## Task brief
Collect all the lines that mention the word "ylabel".

## Material to process
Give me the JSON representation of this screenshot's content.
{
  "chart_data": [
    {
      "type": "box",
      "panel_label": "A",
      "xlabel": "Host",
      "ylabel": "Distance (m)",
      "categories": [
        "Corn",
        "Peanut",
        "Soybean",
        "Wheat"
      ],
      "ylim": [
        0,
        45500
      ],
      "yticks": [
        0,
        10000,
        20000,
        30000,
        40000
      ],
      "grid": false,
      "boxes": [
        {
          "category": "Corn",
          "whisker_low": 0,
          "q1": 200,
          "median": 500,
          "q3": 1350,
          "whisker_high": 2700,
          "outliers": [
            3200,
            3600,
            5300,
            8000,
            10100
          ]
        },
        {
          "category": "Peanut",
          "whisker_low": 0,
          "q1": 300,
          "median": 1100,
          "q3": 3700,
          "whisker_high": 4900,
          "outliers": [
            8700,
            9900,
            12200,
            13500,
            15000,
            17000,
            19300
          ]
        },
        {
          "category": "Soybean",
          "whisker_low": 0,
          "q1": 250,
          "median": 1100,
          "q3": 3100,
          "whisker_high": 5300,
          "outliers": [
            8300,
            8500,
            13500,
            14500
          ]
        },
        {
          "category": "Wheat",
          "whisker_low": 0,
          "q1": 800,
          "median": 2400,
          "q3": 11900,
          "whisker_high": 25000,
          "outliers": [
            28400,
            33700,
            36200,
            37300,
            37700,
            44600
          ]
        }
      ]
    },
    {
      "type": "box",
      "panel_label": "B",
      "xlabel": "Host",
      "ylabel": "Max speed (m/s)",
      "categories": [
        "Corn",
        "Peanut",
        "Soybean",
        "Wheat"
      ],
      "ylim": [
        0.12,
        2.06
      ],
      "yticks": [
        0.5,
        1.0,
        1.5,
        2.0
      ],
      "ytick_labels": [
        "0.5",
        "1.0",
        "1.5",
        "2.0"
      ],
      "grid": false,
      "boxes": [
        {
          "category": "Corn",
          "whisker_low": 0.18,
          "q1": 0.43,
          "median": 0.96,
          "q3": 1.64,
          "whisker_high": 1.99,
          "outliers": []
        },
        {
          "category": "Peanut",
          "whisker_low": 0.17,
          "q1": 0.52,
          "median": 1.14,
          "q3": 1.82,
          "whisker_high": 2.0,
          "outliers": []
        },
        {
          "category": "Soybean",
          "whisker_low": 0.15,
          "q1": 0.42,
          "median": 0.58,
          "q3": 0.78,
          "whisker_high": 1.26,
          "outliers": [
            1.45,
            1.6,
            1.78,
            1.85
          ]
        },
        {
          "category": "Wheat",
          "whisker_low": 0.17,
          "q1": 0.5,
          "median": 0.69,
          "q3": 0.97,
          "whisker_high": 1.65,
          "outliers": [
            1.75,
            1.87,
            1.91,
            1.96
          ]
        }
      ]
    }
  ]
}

## Result
      "ylabel": "Distance (m)",
      "ylabel": "Max speed (m/s)",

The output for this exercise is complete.